__Instructions for the task__. What is the number of lines in the data holding the word "三个一批"? Give that number by itself.

Collected data entries
- - -
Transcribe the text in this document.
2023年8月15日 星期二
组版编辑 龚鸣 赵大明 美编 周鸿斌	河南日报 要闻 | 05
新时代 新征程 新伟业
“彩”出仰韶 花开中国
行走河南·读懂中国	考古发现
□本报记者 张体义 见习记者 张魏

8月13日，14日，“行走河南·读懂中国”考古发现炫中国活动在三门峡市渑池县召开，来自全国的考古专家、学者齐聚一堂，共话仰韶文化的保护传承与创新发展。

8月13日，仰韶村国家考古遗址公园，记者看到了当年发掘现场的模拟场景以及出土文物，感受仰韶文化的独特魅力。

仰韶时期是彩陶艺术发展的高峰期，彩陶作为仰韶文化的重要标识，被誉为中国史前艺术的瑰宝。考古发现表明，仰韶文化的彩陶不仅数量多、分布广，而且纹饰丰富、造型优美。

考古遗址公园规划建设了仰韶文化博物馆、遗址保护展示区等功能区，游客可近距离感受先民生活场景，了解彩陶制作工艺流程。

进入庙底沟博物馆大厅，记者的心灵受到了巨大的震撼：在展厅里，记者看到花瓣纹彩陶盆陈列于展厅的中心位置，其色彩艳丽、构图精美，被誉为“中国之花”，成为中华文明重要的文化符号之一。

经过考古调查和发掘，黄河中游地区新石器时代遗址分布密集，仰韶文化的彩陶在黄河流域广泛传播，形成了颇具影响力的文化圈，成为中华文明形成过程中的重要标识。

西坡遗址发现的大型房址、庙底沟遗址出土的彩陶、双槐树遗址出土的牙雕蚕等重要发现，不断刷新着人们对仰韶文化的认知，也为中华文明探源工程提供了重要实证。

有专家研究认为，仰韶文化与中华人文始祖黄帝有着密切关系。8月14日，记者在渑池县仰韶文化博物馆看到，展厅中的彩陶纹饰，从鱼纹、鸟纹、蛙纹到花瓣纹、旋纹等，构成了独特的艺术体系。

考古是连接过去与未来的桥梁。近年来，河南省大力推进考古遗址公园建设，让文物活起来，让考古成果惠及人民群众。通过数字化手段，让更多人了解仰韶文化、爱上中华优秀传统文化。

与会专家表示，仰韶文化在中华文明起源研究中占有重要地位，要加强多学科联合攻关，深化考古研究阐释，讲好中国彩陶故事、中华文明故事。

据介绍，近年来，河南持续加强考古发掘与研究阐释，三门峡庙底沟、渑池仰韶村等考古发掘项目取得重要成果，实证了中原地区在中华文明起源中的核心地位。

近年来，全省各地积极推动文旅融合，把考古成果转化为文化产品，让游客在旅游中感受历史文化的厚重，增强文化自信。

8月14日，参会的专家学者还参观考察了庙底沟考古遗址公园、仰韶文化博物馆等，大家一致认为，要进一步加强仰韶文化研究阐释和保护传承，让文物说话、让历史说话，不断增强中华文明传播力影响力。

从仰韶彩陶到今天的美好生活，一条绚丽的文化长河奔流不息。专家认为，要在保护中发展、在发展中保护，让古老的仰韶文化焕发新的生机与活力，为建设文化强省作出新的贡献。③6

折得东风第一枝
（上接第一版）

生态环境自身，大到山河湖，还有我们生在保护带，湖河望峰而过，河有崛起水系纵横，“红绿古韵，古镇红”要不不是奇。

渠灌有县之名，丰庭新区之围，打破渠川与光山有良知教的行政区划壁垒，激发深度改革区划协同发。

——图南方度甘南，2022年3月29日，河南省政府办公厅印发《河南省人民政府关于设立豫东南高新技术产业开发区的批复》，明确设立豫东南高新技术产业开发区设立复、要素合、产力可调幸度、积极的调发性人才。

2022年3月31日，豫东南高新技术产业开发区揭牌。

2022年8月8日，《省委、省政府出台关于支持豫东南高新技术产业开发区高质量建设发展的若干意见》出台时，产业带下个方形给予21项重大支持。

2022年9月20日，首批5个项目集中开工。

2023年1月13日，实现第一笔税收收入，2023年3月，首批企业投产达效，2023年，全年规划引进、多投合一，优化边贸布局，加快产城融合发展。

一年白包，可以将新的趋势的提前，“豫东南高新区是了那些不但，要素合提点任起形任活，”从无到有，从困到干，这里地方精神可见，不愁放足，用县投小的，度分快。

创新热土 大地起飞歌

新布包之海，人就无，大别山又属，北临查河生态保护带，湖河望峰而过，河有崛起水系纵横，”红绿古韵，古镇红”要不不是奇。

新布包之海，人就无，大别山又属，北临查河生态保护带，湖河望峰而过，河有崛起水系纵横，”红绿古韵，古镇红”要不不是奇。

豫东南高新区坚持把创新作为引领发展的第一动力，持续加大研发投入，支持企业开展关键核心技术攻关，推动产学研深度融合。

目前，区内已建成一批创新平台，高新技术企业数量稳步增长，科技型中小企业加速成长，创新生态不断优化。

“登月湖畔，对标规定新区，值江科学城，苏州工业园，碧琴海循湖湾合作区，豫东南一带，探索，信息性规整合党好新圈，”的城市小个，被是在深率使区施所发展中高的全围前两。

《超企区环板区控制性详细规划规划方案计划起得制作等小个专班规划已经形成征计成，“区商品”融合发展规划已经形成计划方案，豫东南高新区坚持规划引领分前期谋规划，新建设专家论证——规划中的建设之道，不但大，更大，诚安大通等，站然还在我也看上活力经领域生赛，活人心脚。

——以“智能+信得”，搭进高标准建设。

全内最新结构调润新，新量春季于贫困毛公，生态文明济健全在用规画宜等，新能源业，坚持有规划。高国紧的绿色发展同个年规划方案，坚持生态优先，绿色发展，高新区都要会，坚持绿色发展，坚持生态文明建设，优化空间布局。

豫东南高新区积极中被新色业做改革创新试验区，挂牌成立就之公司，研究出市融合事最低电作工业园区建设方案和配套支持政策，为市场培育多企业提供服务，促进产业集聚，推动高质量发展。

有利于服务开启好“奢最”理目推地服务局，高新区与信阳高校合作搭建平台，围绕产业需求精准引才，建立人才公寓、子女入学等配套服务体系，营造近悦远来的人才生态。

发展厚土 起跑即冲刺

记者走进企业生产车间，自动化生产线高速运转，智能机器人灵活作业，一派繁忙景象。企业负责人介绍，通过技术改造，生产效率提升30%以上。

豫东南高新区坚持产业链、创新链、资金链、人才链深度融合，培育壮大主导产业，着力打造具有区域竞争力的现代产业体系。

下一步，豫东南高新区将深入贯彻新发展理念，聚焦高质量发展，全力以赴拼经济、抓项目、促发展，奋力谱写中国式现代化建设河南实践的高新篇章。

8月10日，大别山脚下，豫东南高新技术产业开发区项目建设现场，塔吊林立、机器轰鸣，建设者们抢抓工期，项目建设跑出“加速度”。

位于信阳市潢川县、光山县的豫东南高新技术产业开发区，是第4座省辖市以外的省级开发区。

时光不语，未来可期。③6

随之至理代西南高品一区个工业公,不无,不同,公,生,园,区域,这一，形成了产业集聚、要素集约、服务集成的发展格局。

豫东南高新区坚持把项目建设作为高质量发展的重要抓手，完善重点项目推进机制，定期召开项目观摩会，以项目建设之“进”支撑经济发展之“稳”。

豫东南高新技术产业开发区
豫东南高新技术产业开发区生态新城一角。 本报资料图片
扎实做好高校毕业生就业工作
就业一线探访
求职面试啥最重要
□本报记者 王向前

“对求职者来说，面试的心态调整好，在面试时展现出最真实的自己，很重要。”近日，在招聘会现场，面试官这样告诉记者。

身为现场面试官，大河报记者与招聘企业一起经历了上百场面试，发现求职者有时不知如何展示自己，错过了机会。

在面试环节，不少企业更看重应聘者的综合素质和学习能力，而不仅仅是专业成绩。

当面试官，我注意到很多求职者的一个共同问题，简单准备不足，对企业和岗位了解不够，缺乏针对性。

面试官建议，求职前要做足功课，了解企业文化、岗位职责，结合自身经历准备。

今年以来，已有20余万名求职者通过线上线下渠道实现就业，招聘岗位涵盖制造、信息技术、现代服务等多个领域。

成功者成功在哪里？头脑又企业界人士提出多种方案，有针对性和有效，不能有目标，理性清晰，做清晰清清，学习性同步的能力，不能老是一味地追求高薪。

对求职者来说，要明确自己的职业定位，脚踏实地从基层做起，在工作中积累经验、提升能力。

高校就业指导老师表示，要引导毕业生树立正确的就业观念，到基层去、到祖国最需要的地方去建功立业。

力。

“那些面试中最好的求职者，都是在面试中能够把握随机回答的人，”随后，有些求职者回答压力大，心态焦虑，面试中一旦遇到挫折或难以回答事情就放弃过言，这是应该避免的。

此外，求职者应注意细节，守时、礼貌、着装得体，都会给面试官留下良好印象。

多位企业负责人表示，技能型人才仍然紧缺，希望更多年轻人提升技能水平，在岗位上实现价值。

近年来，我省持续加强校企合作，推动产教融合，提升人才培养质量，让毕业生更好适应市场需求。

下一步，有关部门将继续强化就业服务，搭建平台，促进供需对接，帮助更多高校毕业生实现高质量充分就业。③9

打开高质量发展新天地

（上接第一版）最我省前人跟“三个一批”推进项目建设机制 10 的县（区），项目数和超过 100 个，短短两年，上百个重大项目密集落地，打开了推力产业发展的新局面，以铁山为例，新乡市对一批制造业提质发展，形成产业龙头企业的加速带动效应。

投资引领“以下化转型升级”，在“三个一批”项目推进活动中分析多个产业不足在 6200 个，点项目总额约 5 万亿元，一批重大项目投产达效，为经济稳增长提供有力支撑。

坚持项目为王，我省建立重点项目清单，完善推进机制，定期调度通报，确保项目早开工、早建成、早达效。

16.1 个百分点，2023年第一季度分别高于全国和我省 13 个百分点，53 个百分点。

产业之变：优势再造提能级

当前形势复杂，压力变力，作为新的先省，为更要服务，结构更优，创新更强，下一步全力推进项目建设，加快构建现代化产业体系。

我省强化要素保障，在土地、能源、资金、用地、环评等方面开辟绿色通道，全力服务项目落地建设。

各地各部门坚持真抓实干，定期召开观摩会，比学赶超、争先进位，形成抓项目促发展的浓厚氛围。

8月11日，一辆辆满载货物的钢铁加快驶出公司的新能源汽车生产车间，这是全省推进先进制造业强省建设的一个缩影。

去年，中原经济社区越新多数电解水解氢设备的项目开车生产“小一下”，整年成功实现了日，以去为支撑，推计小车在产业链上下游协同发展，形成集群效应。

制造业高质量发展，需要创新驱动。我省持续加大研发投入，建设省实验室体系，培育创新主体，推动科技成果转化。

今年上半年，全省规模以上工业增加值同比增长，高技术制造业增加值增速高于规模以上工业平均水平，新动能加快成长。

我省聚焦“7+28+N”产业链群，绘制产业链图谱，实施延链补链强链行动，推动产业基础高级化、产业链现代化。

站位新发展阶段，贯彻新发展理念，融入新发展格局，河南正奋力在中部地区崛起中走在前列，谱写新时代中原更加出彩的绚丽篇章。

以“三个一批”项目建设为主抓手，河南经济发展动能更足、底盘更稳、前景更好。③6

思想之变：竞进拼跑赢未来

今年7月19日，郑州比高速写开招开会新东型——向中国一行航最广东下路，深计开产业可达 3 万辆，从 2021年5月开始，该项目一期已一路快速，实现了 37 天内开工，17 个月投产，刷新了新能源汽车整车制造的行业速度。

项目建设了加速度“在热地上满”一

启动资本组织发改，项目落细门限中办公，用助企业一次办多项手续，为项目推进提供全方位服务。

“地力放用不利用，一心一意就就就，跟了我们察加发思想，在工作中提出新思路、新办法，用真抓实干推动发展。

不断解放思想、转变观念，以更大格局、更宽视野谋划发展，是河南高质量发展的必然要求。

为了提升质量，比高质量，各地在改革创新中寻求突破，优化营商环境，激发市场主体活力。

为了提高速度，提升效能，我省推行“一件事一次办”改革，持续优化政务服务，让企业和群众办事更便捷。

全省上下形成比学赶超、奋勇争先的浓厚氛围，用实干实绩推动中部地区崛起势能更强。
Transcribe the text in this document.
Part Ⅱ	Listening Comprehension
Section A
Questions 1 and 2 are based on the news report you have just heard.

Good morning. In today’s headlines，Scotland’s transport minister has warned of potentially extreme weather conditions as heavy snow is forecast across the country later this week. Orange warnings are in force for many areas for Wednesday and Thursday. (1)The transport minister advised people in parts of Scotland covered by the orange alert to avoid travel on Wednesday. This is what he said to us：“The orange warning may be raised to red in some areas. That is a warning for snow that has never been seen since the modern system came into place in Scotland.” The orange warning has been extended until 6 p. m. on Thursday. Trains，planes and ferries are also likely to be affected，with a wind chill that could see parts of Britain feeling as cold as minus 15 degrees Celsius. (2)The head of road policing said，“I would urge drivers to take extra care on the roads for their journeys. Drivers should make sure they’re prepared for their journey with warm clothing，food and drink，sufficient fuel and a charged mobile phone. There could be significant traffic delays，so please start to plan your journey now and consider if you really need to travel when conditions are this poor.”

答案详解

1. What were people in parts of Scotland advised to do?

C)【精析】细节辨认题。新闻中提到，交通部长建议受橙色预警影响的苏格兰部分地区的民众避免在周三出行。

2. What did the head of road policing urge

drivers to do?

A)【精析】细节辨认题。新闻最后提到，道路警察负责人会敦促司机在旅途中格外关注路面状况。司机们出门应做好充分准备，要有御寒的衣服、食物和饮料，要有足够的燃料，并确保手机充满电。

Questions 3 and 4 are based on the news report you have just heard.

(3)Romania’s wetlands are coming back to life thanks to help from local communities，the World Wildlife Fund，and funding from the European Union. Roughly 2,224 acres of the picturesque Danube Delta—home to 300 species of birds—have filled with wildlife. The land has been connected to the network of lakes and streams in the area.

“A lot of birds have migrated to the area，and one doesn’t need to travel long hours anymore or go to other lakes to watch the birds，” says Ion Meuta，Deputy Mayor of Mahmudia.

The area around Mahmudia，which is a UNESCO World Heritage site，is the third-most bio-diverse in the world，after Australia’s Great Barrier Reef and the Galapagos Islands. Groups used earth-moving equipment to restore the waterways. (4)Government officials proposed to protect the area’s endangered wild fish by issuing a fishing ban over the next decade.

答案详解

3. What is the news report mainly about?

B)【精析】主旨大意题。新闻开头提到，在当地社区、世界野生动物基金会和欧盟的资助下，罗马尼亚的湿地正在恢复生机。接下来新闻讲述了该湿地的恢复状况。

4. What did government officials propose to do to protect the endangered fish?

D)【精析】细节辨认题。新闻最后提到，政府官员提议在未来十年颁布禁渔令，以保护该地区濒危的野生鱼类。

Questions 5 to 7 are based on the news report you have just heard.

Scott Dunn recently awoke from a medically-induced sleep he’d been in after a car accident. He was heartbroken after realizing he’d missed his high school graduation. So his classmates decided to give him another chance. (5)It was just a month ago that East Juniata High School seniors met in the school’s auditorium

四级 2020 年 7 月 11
- - -
__Complete response__. 3